▸ **Challenge**
Edit the lines from the one containing "leaf-label: 用户登录 [118,524,148,648]" through the one containing "node-label: 新书推荐 [415,330,524,360]", inclusive, changing "leaf-label" to "leaf-caption" and leaving everything else as it is.

____

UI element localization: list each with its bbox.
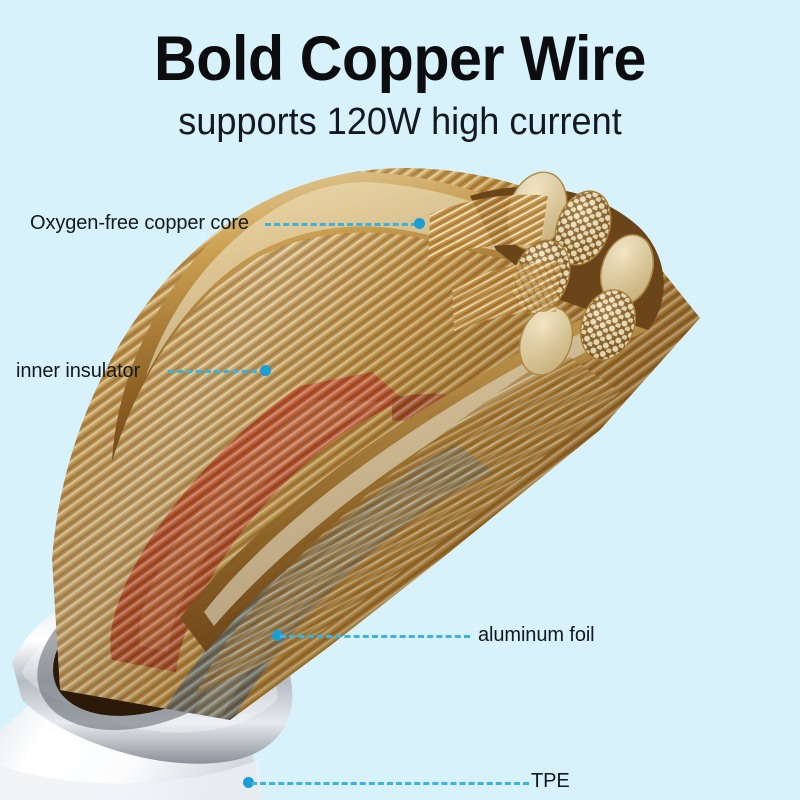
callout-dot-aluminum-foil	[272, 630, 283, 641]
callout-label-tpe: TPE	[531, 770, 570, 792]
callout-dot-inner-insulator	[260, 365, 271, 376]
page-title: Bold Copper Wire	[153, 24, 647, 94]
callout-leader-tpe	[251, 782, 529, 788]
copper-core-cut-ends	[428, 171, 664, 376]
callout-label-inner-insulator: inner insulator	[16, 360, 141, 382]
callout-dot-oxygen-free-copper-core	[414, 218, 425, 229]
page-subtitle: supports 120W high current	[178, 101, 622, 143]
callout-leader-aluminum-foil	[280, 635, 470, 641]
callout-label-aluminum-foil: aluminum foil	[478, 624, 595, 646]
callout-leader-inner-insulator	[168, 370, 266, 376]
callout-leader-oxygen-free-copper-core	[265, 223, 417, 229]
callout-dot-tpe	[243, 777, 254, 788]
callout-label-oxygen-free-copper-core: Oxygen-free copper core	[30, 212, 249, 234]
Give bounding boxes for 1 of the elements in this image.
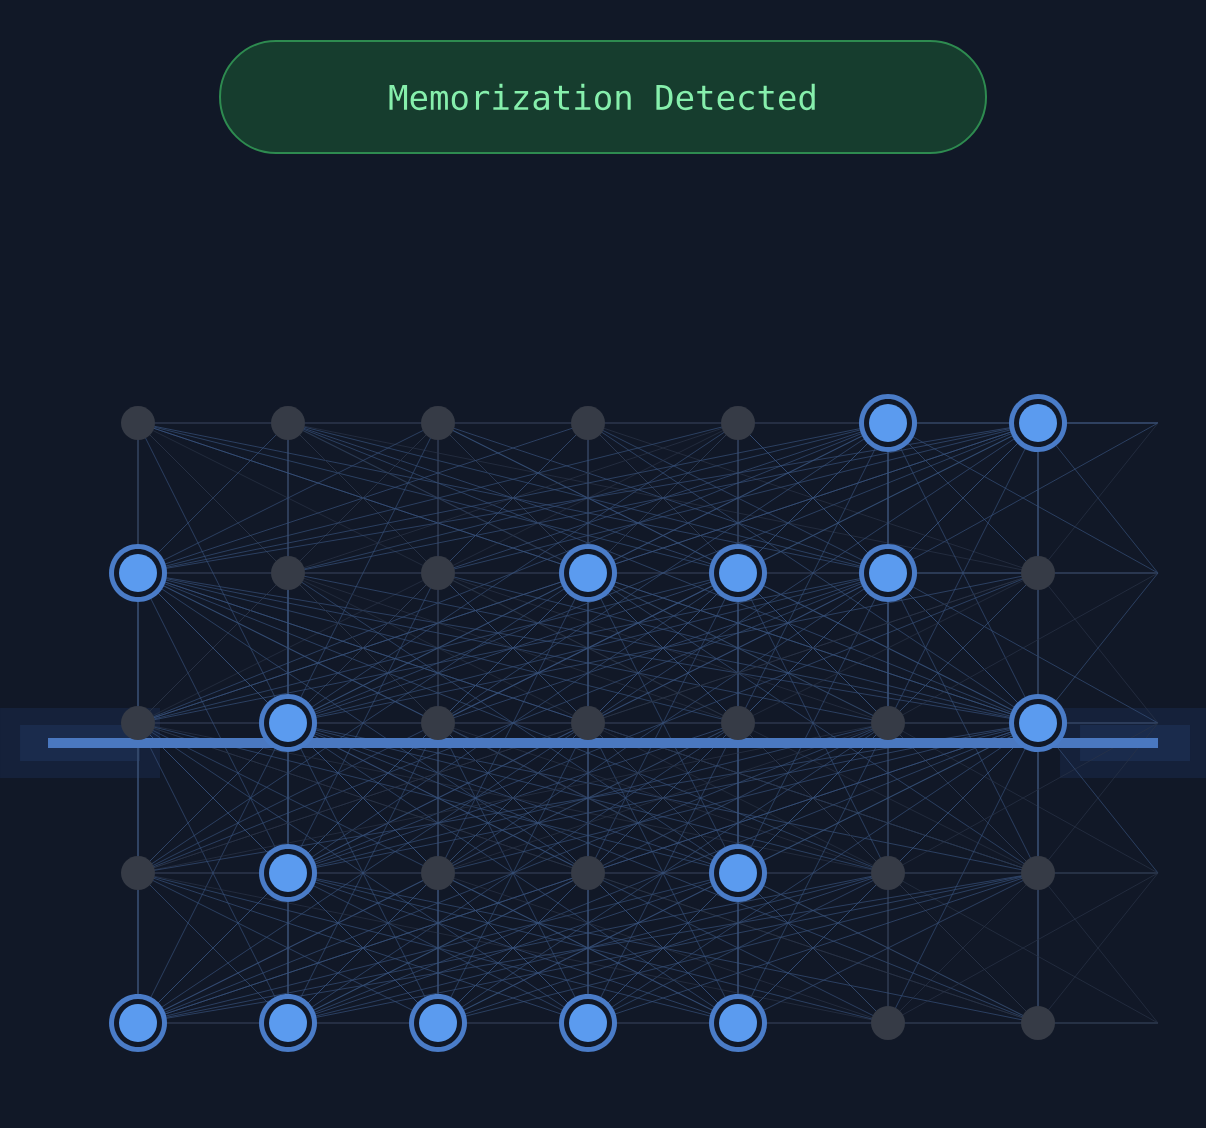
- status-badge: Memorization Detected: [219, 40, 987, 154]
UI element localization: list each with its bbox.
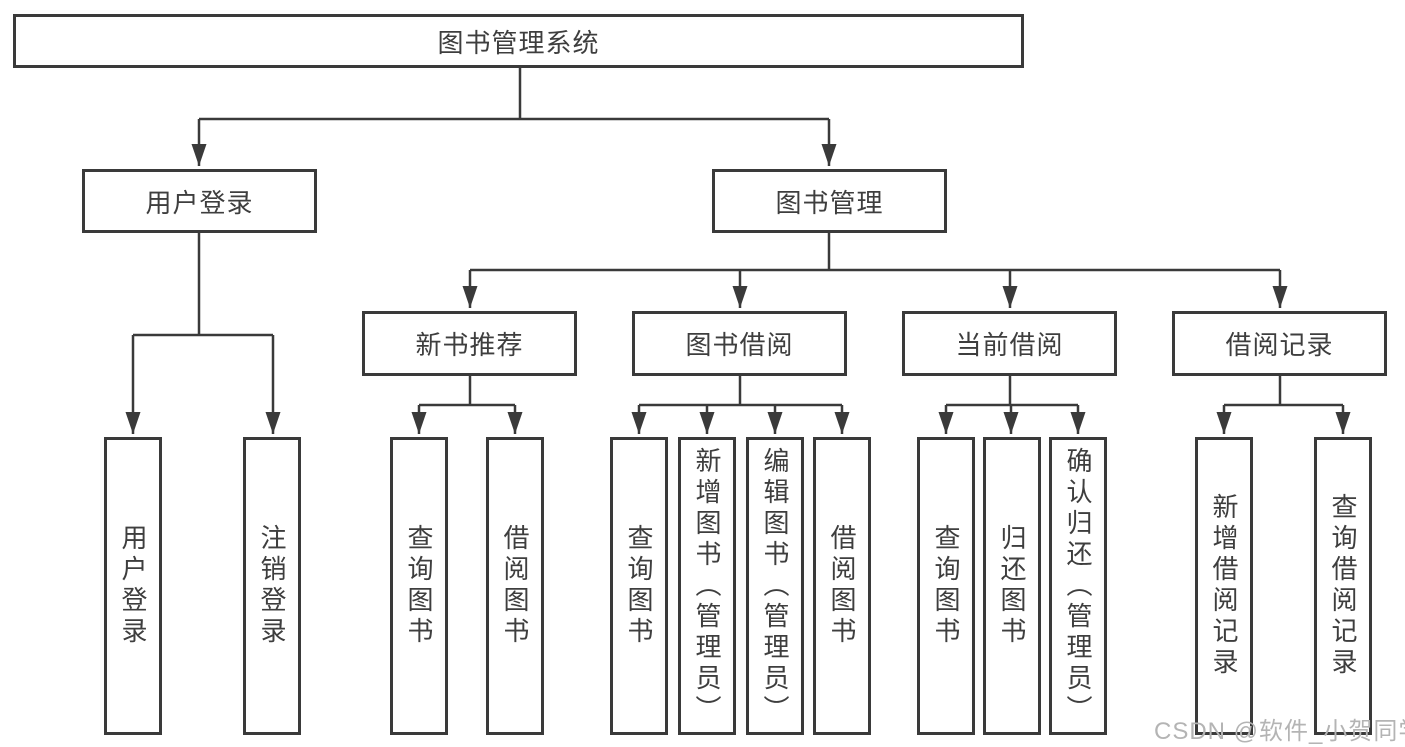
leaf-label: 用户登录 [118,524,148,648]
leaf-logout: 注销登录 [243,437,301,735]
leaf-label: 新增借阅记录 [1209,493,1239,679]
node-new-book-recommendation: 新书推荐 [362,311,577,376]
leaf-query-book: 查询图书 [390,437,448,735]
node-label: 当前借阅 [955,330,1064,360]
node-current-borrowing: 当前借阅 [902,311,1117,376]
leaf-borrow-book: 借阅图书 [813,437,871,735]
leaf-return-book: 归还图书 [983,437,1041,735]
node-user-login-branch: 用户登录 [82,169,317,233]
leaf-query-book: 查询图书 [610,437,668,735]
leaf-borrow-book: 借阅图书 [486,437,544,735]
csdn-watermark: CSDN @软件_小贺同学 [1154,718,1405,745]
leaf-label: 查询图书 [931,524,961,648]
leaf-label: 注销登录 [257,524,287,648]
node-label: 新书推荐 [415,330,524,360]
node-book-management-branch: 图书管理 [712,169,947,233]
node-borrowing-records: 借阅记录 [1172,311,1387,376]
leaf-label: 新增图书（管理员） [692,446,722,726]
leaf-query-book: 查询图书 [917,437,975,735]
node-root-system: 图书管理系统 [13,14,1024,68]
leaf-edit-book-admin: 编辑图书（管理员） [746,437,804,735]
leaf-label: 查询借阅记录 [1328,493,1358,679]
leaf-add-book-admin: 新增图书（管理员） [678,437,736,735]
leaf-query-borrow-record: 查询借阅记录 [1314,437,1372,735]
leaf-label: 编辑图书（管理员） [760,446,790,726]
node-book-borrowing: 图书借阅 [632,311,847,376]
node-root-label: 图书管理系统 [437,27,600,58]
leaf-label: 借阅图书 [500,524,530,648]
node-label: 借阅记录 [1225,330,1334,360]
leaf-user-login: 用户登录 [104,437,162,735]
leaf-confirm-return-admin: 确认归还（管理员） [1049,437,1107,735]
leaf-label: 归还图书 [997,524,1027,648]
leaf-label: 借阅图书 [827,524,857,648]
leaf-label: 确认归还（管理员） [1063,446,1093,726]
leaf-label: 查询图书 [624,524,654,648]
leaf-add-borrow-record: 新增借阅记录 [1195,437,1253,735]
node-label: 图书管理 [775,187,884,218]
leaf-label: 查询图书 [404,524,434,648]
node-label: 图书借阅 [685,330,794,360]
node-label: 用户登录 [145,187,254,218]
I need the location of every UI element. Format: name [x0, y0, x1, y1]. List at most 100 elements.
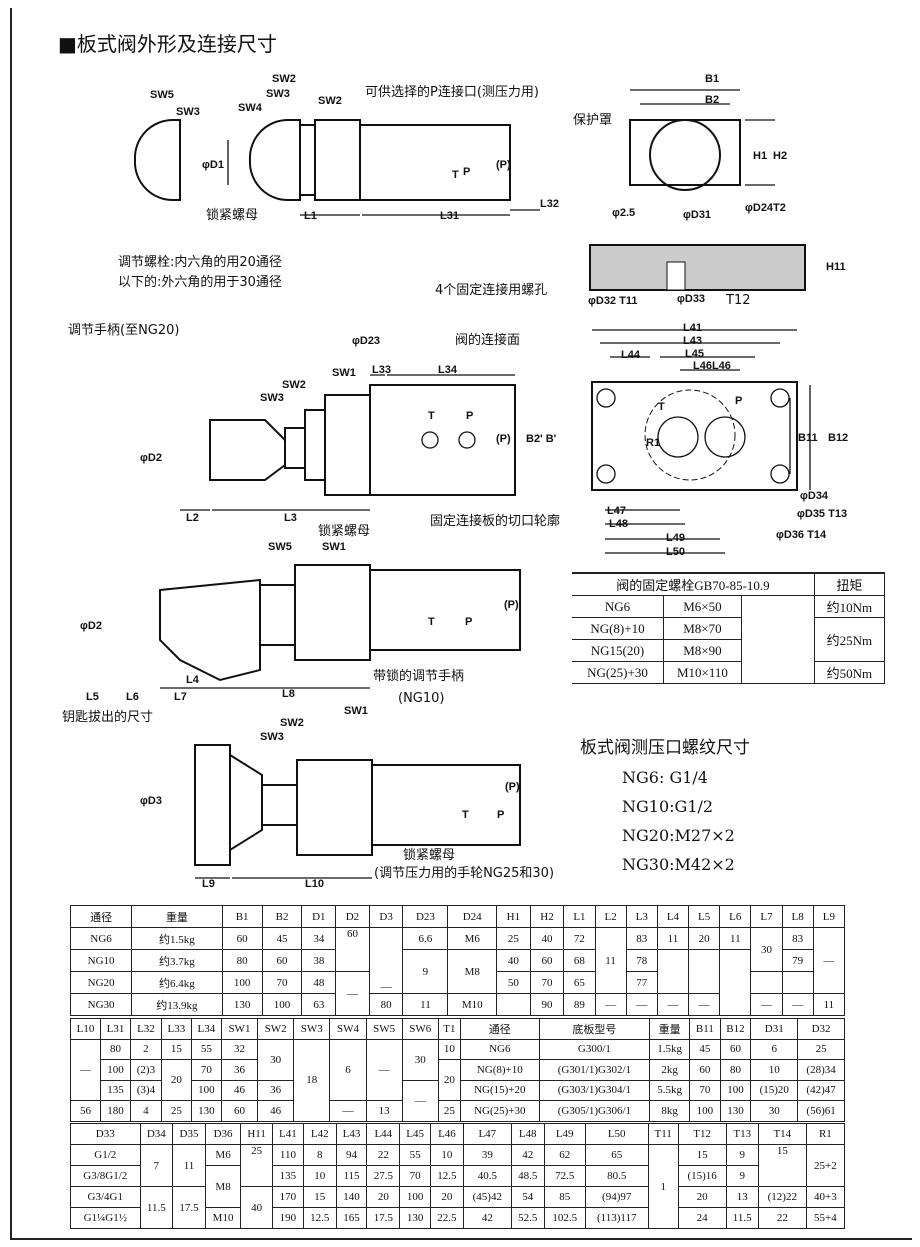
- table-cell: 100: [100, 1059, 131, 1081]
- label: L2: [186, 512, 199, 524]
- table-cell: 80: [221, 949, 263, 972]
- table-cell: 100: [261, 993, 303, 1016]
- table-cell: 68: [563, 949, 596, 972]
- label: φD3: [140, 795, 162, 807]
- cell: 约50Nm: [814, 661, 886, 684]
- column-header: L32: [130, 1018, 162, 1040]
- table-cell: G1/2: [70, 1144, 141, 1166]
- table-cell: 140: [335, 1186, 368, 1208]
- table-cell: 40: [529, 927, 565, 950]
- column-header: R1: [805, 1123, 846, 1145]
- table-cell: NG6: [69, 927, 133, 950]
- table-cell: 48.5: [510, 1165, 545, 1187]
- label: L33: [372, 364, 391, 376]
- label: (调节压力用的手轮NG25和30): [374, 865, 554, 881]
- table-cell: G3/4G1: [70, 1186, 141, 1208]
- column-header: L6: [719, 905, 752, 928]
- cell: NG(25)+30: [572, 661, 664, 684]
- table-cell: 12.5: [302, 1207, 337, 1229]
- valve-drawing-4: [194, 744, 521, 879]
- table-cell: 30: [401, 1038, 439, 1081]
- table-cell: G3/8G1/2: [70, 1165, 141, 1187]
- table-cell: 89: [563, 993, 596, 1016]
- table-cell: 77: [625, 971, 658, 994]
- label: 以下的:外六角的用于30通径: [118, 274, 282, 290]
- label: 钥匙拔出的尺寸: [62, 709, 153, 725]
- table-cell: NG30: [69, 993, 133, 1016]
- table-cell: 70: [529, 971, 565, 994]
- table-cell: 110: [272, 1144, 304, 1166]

____

▸ **Answer for the task**
leaf-caption: 用户登录 [118,524,148,648]
leaf-logout: 注销登录 [243,437,301,735]
leaf-caption: 新增借阅记录 [1209,493,1239,679]
node-new-book-recommendation: 新书推荐 [362,311,577,376]
leaf-query-book: 查询图书 [390,437,448,735]
node-label: 当前借阅 [955,330,1064,360]
node-current-borrowing: 当前借阅 [902,311,1117,376]
leaf-borrow-book: 借阅图书 [813,437,871,735]
leaf-return-book: 归还图书 [983,437,1041,735]
node-user-login-branch: 用户登录 [82,169,317,233]
leaf-query-book: 查询图书 [610,437,668,735]
leaf-borrow-book: 借阅图书 [486,437,544,735]
csdn-watermark: CSDN @软件_小贺同学 [1154,718,1405,745]
leaf-caption: 查询图书 [931,524,961,648]
leaf-caption: 注销登录 [257,524,287,648]
node-label: 新书推荐 [415,330,524,360]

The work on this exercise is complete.